Dataset items |
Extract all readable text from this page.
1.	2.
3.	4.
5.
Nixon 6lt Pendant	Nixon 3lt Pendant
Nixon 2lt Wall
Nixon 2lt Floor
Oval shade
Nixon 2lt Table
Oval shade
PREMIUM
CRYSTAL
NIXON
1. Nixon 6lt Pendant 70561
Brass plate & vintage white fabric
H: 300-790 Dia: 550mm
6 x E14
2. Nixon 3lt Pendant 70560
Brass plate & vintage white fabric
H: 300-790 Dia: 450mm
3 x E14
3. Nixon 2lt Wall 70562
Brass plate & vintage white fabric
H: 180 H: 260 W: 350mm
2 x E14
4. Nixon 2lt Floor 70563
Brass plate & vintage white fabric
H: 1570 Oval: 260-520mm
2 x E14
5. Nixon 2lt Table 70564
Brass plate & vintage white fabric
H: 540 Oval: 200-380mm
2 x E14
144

...

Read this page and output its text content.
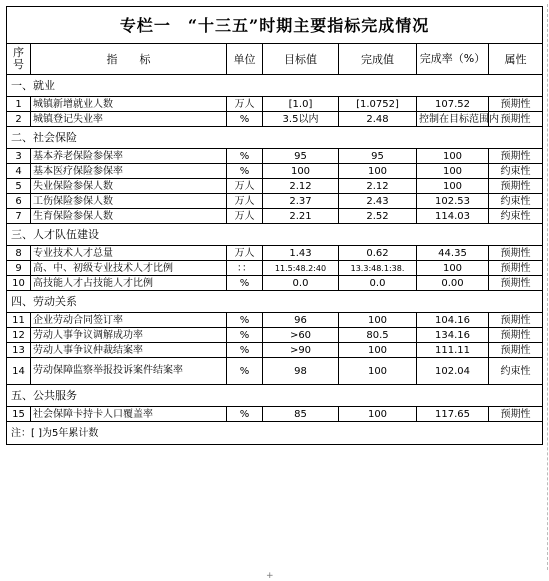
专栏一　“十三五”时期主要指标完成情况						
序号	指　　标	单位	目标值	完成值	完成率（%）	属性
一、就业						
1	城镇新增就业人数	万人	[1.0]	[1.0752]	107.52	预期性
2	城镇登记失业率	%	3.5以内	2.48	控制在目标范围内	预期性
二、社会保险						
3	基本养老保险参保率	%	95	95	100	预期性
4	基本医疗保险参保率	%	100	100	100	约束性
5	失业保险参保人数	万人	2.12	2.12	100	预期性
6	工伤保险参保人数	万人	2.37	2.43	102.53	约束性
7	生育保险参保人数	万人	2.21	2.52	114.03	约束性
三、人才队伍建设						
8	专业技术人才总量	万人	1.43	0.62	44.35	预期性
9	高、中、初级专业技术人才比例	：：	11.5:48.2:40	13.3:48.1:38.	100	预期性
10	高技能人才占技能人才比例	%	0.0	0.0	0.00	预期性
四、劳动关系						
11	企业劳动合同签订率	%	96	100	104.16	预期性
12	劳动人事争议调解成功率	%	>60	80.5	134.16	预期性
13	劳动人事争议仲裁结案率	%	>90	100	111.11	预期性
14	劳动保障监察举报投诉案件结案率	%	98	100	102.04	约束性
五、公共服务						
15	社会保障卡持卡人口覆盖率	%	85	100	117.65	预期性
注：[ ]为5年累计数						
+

Problem to solve | Gather and copy every line of the data in which the string "Wall" is found.

Worked answer |
Nixon 2lt Wall
3. Nixon 2lt Wall 70562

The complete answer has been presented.